▶ [Work instructions] Drop the images; return everything else in the listing below exactly.

[START OF Data for processing]

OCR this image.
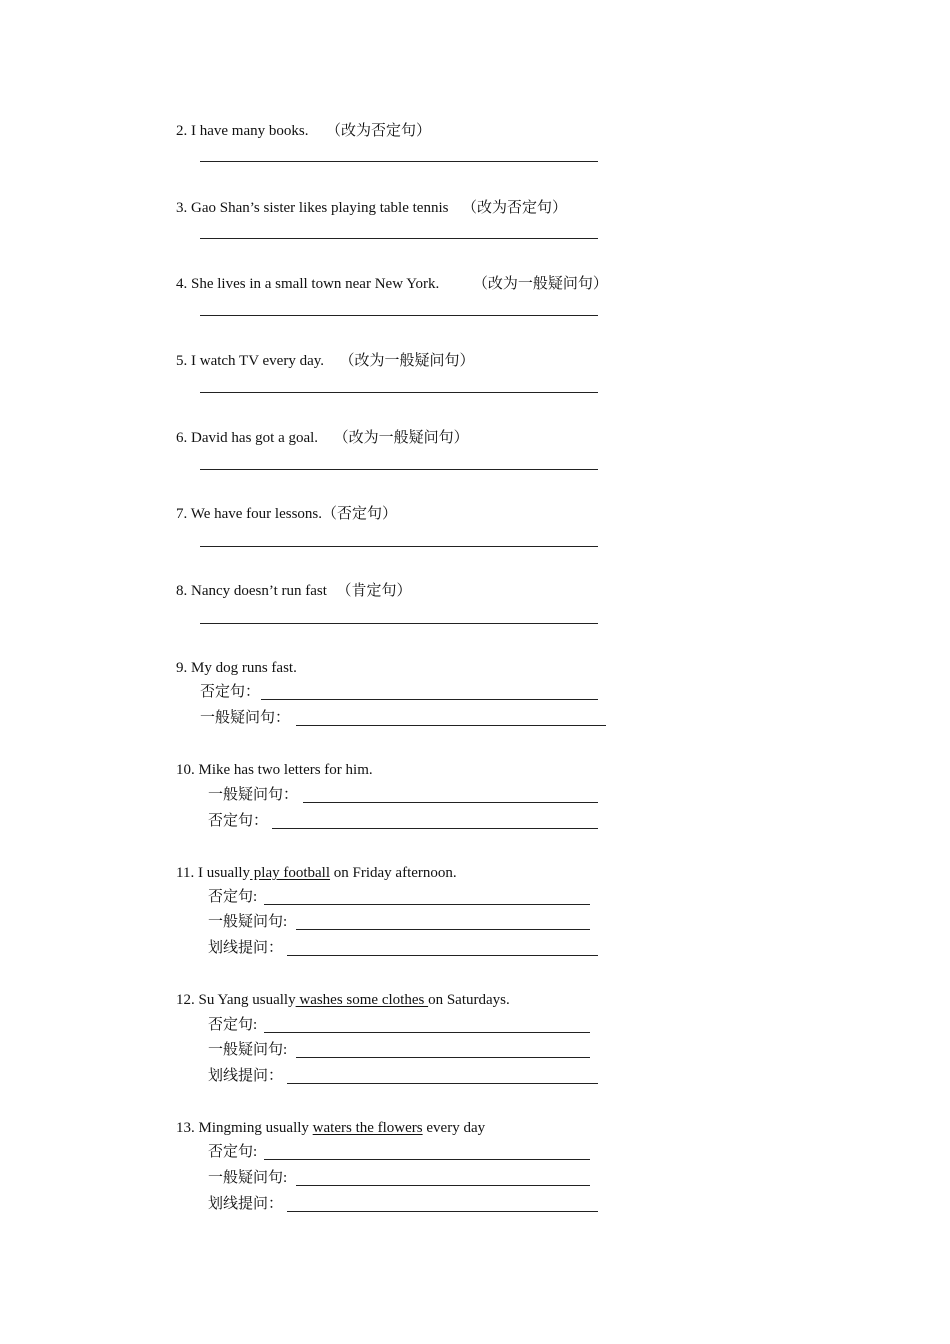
2. I have many books. （改为否定句）
3. Gao Shan’s sister likes playing table tennis （改为否定句）
4. She lives in a small town near New York. （改为一般疑问句）
5. I watch TV every day. （改为一般疑问句）
6. David has got a goal. （改为一般疑问句）
7. We have four lessons.（否定句）
8. Nancy doesn’t run fast （肯定句）
9. My dog runs fast.
否定句：
一般疑问句：
10. Mike has two letters for him.
一般疑问句：
否定句：
11. I usually play football on Friday afternoon.
否定句:
一般疑问句:
划线提问：
12. Su Yang usually washes some clothes on Saturdays.
否定句:
一般疑问句:
划线提问：
13. Mingming usually waters the flowers every day
否定句:
一般疑问句:
划线提问：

[END OF Data for processing]

▶ [Response]
OCR this image.
2. I have many books. （改为否定句）
3. Gao Shan’s sister likes playing table tennis （改为否定句）
4. She lives in a small town near New York. （改为一般疑问句）
5. I watch TV every day. （改为一般疑问句）
6. David has got a goal. （改为一般疑问句）
7. We have four lessons.（否定句）
8. Nancy doesn’t run fast （肯定句）
9. My dog runs fast.
否定句：
一般疑问句：
10. Mike has two letters for him.
一般疑问句：
否定句：
11. I usually play football on Friday afternoon.
否定句:
一般疑问句:
划线提问：
12. Su Yang usually washes some clothes on Saturdays.
否定句:
一般疑问句:
划线提问：
13. Mingming usually waters the flowers every day
否定句:
一般疑问句:
划线提问：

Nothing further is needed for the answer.